— Extrait du texte —
Si, pour 2012, nous avons un budget réaliste et crédible, la croissance n'en sera pas moins extrêmement fragile ; le monde industriel va être soumis à de très fortes tensions, car la croissance n'est pas au rendez-vous en dehors de la zone euro ni nécessairement en son sein. Il serait donc tout à fait dommageable d'augmenter la fiscalité sur nos entreprises industrielles aujourd'hui pour financer des dépenses qui n'interviendront qu'en 2013.

J'ajoute que, pour 2013, un dispositif innovant est prévu pour financer nos achats de quotas de CO2, qui consistera à pouvoir mettre aux enchères les quotas non utilisés, ce qui engendrera évidemment des recettes spécifiques.

Nous pensons que les années 2012 et 2013 doivent s'envisager différemment et qu'augmenter la fiscalité des entreprises industrielles en 2012 serait, de ce point de vue, une erreur.

M. le président. La parole est à M. le président de la commission.

M. Philippe Marini, président de la commission des finances. En commission, j'ai voté cet amendement, à titre personnel, pour deux raisons.

— Données de l'exercice —
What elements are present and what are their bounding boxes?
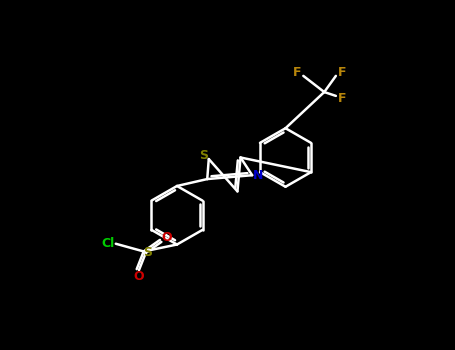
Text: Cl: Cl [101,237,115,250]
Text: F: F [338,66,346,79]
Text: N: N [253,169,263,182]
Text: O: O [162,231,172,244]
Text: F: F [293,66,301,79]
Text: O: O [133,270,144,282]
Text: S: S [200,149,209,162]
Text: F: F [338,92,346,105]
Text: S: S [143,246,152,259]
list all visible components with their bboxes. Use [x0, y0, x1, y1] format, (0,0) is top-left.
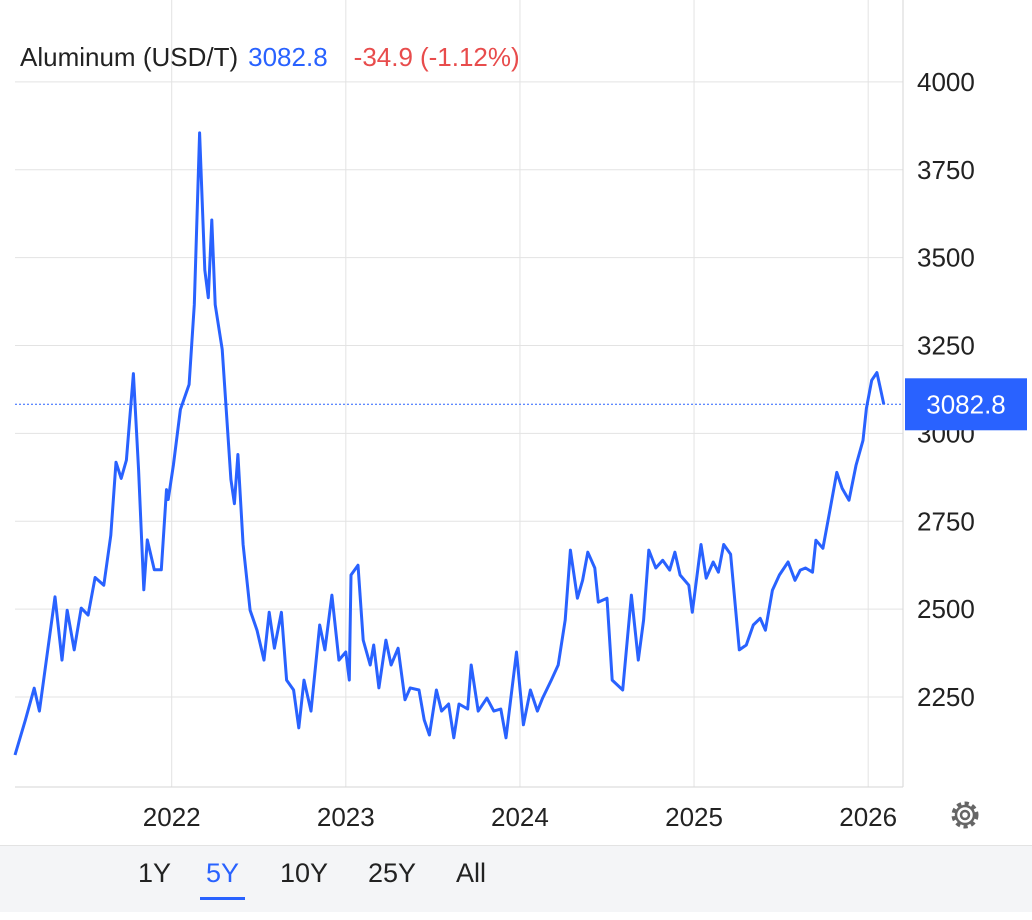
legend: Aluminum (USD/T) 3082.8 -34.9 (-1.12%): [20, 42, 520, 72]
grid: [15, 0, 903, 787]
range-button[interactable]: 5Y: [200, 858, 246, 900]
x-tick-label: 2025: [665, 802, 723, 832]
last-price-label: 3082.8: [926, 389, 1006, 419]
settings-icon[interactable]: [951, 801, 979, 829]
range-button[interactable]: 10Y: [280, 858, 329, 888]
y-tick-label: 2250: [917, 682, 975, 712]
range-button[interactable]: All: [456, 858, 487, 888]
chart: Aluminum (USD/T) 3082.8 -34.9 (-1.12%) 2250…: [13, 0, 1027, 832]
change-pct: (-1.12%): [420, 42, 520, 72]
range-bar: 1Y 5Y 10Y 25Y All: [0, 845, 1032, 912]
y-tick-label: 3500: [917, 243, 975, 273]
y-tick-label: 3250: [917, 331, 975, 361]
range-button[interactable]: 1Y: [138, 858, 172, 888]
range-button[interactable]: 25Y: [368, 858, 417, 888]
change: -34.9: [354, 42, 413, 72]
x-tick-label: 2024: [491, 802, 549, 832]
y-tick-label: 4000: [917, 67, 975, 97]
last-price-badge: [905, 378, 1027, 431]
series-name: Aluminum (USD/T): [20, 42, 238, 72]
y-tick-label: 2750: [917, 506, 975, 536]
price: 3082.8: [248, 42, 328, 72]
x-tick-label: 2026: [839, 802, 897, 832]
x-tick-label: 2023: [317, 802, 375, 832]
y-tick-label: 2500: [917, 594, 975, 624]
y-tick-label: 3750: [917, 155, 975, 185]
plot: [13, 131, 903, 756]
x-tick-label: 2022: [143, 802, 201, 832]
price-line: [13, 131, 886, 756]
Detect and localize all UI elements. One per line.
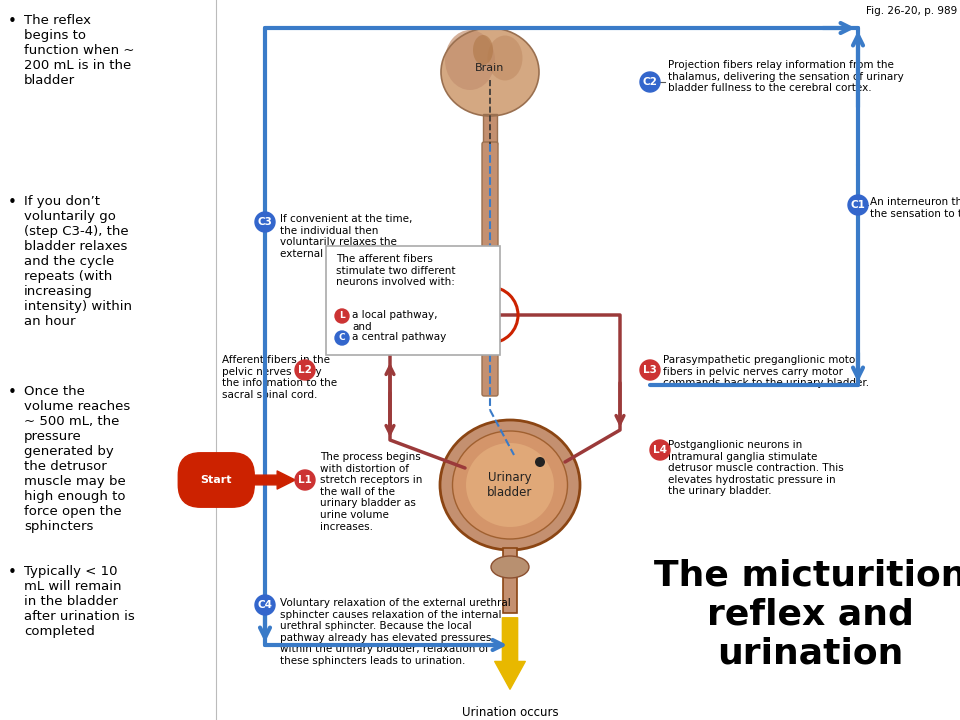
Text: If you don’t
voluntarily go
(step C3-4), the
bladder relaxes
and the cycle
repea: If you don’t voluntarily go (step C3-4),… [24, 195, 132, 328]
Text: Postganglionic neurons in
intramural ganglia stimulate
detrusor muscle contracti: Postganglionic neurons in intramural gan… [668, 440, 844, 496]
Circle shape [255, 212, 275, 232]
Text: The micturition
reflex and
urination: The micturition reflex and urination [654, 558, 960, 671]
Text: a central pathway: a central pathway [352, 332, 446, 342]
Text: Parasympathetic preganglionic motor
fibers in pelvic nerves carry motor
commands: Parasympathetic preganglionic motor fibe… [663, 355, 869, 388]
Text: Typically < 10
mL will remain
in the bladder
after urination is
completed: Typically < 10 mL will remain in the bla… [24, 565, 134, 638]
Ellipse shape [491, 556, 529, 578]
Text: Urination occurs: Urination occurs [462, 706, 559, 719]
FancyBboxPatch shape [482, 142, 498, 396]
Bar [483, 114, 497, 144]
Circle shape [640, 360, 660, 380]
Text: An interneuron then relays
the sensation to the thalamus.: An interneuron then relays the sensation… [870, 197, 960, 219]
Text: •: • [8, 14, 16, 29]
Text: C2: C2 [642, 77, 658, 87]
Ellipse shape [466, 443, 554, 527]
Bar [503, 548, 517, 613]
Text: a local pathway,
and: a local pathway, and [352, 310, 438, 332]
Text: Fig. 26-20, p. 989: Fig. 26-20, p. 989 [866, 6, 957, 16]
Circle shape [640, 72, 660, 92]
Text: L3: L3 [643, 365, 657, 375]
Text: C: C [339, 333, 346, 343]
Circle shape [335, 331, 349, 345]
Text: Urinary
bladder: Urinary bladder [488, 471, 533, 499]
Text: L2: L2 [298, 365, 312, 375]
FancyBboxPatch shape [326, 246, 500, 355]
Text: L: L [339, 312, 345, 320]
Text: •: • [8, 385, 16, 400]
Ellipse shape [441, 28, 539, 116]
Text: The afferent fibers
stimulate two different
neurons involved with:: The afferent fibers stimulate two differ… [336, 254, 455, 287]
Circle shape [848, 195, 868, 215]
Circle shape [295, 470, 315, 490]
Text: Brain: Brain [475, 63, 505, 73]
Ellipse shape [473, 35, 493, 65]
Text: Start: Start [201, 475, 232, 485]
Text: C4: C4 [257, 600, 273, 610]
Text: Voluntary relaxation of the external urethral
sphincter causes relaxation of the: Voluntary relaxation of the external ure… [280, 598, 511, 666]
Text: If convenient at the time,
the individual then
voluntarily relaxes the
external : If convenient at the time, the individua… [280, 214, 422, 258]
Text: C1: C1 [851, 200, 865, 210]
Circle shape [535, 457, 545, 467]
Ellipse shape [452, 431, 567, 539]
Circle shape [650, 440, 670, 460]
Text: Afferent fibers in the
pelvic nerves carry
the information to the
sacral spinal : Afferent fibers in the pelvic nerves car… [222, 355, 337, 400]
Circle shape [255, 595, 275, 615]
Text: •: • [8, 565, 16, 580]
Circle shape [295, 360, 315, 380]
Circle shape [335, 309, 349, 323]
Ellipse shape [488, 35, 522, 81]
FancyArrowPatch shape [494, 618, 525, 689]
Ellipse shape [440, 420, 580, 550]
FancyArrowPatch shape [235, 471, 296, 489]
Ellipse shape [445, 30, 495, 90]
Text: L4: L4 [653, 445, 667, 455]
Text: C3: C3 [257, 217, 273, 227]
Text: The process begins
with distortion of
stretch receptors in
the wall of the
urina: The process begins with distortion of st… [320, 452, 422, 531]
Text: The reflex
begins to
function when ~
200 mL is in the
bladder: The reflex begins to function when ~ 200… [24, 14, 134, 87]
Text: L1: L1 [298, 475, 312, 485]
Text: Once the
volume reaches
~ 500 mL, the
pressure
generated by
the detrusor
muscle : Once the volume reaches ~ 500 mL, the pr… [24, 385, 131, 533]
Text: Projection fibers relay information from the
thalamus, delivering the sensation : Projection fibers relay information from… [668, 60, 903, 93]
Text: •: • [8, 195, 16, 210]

— Énoncé 1 —
D'après l'extrait, quel dispositif est prévu pour 2013 afin de financer les achats de quotas de CO2 ?
— Énoncé 2 —
Dans les entrées, remplacez « micturition » par « voiding » et réécrivez les lignes à partir de celle qui contient « Text: If you don’t » jusqu'à celle qui contient « in the bladder », incluse. Ne fournissez que ces lignes, sans aucune autre modification.
L'extrait et les entrées n'ont aucun lien entre eux.

— Corrigé 1 —
Il consiste à pouvoir mettre aux enchères les quotas non utilisés.

— Corrigé 2 —
Text: If you don’t
voluntarily go
(step C3-4), the
bladder relaxes
and the cycle
repea: If you don’t voluntarily go (step C3-4),… [24, 195, 132, 328]
Text: Postganglionic neurons in
intramural ganglia stimulate
detrusor muscle contracti: Postganglionic neurons in intramural gan… [668, 440, 844, 496]
Circle shape [255, 212, 275, 232]
Text: The voiding
reflex and
urination: The voiding reflex and urination [654, 558, 960, 671]
Text: a central pathway: a central pathway [352, 332, 446, 342]
Text: Parasympathetic preganglionic motor
fibers in pelvic nerves carry motor
commands: Parasympathetic preganglionic motor fibe… [663, 355, 869, 388]
Text: Typically < 10
mL will remain
in the bladder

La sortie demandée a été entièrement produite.